▶ _Data section_:

+--

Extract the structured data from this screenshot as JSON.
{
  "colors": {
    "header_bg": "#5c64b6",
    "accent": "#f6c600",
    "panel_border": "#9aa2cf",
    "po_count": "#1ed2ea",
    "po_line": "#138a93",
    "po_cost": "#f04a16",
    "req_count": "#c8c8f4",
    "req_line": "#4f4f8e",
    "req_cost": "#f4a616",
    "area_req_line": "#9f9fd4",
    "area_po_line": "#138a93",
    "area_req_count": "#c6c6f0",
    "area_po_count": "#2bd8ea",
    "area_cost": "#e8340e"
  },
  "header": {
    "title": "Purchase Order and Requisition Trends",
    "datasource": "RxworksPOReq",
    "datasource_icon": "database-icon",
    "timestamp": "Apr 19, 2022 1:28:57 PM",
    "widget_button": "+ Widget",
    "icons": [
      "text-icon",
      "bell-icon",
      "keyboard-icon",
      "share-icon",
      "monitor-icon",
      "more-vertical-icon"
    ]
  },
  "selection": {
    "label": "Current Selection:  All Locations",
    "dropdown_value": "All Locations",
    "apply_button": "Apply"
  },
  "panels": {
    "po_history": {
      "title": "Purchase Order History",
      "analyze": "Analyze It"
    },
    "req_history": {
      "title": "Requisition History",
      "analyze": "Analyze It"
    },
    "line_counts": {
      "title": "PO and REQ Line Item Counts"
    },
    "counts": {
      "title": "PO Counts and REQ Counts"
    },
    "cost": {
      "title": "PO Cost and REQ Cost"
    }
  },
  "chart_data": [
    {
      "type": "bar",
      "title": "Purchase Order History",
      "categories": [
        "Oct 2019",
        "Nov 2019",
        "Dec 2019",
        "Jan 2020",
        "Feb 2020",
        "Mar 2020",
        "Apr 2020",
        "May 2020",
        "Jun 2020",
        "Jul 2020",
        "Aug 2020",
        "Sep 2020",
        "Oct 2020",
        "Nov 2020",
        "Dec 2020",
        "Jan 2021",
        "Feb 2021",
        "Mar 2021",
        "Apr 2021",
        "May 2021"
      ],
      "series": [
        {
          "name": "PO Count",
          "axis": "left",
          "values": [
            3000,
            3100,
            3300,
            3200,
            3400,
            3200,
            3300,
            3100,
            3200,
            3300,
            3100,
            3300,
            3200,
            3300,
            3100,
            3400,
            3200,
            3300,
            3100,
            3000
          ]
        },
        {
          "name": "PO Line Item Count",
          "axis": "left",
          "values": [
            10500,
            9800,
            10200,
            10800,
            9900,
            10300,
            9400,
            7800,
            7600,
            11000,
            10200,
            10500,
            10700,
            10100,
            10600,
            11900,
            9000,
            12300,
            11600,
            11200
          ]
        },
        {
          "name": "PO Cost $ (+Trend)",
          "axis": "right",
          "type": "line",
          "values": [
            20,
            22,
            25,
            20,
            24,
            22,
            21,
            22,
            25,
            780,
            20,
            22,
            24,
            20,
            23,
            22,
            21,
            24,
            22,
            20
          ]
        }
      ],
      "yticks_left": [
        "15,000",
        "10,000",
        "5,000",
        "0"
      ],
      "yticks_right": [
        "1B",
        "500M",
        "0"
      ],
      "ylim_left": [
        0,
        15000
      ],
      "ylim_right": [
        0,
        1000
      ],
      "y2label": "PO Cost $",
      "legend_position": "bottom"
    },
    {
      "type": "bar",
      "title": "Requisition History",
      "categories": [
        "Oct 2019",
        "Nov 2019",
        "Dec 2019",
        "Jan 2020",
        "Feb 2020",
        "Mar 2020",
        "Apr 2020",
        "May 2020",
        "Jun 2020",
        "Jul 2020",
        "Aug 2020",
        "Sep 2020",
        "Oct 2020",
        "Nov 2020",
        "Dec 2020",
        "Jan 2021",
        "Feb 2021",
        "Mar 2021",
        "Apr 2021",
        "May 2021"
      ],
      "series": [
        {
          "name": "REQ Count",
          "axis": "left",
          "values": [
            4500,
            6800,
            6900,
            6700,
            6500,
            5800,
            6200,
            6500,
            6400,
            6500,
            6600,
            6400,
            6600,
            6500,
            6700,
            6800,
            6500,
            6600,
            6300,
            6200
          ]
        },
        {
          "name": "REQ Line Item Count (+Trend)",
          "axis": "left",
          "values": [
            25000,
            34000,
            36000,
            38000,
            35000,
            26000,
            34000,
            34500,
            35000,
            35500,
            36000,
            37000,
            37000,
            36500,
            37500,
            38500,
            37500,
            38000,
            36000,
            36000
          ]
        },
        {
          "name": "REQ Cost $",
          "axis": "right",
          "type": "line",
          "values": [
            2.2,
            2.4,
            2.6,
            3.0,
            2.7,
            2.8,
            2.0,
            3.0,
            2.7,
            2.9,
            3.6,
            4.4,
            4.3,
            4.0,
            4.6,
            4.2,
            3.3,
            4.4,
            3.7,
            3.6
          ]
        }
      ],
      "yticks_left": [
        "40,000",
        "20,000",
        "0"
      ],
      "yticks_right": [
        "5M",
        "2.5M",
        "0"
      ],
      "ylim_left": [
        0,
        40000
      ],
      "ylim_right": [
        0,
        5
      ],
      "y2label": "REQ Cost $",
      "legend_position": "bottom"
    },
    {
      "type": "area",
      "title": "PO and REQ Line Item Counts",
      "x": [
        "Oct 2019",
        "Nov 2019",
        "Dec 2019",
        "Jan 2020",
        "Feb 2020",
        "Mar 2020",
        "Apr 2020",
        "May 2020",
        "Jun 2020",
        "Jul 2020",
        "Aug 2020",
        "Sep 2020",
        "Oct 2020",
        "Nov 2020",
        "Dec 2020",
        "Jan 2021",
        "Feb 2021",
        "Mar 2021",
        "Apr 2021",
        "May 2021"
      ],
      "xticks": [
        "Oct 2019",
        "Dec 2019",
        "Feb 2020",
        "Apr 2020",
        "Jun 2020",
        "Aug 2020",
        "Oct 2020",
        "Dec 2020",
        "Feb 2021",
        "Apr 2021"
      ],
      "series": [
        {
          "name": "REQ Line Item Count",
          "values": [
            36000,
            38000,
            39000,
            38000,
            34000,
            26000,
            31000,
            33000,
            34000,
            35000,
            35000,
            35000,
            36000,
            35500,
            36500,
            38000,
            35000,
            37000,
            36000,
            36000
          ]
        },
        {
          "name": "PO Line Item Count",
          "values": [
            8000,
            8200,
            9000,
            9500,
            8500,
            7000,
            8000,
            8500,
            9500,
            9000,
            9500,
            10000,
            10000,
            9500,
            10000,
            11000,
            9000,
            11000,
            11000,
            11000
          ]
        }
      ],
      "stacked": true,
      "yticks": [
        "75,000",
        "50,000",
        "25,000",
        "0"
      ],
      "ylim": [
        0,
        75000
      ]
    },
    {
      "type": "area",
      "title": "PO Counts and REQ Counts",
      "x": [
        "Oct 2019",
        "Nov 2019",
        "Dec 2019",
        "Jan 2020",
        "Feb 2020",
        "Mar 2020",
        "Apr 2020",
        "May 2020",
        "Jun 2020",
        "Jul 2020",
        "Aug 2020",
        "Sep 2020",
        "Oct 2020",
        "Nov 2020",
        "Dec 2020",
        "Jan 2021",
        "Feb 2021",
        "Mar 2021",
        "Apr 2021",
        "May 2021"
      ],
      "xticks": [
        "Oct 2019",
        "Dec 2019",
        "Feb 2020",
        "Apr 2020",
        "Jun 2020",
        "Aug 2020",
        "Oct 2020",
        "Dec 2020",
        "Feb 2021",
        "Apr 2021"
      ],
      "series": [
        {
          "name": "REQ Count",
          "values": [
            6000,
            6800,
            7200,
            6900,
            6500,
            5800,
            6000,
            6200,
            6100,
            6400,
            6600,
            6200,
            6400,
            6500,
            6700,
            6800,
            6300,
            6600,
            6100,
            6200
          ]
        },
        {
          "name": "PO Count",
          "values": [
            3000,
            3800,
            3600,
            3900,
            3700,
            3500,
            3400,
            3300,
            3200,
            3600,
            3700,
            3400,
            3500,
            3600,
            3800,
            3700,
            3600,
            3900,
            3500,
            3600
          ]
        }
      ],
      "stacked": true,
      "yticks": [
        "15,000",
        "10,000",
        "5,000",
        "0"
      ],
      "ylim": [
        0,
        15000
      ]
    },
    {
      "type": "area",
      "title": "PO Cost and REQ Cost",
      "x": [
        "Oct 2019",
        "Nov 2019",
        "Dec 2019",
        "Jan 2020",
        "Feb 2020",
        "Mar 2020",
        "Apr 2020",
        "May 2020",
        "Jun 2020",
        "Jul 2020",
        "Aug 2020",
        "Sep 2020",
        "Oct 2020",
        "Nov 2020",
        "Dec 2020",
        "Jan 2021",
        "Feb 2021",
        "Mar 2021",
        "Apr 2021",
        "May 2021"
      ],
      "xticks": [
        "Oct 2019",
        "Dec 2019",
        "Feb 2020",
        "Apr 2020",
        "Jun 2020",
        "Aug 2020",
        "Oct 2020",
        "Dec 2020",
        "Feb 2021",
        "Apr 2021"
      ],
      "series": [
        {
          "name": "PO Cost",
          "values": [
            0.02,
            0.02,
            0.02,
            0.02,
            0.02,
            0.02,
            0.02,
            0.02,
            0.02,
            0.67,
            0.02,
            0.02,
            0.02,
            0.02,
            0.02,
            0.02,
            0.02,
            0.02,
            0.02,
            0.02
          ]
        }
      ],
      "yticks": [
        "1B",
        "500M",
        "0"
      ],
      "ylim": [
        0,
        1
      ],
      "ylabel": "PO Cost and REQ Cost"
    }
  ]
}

+--

▶ _The task_:
Filter the listing above by the word "Item"; copy each line that passes.

▶ _Solution below_:
      "title": "PO and REQ Line Item Counts"
          "name": "PO Line Item Count",
          "name": "REQ Line Item Count (+Trend)",
      "title": "PO and REQ Line Item Counts",
          "name": "REQ Line Item Count",
          "name": "PO Line Item Count",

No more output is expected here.